= YOUR GOAL =
Find every line in the records below that contains the word "вектора", and copy each such line.
---- GIVEN RECORDS
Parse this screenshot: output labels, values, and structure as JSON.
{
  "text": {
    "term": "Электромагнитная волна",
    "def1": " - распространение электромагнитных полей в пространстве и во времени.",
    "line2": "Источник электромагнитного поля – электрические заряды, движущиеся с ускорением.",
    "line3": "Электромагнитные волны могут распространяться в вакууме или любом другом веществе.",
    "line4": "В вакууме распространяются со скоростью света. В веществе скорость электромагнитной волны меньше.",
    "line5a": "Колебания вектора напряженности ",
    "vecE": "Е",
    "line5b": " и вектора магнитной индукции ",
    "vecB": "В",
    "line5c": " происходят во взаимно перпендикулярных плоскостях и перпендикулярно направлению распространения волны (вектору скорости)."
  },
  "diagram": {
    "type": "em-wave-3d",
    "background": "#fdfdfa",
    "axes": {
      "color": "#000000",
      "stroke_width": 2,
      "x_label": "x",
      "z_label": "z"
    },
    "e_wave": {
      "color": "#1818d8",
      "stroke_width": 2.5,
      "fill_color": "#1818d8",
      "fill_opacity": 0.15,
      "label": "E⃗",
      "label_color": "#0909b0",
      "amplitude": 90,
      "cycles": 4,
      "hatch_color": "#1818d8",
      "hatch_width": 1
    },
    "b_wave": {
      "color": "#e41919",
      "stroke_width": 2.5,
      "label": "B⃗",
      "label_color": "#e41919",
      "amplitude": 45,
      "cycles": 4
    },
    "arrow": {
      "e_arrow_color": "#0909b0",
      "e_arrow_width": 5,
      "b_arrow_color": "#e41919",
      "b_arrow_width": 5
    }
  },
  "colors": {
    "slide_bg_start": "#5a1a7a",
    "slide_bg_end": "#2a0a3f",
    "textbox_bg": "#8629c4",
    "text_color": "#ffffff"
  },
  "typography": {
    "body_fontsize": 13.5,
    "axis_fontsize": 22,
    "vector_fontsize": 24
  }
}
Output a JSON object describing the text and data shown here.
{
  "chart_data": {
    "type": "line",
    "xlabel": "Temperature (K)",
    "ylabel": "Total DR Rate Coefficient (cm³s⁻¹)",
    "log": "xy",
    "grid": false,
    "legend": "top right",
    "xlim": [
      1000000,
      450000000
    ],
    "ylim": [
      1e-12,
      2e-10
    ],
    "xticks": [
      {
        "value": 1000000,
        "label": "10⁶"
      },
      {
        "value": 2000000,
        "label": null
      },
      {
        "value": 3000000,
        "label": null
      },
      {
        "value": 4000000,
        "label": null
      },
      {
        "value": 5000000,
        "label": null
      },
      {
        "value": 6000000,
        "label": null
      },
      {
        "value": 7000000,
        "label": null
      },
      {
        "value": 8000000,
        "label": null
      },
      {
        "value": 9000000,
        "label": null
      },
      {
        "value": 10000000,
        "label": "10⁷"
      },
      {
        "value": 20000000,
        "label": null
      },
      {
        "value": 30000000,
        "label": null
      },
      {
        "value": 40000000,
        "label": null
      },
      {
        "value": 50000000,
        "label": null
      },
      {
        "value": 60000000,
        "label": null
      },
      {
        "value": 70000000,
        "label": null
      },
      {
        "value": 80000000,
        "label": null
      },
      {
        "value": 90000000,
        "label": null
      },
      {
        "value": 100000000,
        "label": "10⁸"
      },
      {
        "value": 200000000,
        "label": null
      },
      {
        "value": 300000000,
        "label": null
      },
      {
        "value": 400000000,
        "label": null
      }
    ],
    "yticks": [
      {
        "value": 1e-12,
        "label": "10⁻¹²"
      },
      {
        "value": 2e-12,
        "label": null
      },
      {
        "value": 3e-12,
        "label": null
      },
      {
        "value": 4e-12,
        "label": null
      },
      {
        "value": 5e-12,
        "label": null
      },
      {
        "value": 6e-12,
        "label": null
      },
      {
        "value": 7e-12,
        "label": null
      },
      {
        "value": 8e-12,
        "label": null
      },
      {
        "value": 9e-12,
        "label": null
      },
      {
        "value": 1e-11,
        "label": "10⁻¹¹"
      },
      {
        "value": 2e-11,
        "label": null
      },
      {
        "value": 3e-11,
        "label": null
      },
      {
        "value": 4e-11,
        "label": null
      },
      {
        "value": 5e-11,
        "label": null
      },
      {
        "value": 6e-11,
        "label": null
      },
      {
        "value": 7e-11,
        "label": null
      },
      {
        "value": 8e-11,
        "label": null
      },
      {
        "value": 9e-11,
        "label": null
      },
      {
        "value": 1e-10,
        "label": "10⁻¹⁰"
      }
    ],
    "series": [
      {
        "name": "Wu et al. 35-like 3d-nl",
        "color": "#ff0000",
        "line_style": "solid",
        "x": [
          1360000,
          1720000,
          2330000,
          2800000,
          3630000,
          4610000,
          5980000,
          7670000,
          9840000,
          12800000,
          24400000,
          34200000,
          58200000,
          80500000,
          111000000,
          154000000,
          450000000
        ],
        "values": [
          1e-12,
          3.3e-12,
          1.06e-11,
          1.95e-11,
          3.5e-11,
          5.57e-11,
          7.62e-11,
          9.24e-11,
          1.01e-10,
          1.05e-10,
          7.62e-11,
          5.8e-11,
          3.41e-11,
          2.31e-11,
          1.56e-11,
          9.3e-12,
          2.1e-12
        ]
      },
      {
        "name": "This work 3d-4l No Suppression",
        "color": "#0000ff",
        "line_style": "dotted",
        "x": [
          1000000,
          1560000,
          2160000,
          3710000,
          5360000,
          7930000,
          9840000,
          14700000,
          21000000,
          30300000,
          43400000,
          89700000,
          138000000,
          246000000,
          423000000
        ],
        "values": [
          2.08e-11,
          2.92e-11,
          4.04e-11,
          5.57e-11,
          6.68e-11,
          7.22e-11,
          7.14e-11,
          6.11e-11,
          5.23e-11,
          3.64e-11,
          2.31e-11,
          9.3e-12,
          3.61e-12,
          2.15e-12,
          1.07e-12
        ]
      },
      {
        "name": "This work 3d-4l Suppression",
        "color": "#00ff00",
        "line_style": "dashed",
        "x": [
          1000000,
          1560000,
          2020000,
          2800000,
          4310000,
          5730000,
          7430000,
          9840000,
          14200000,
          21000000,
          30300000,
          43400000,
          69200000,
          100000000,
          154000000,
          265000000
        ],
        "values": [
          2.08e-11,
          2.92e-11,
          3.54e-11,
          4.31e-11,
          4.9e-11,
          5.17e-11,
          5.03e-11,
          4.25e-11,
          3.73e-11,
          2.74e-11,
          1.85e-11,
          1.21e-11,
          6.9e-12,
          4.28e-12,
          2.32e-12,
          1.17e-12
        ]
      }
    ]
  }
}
--------
= TASK SOLUTION =
    "line5a": "Колебания вектора напряженности ",
    "line5b": " и вектора магнитной индукции ",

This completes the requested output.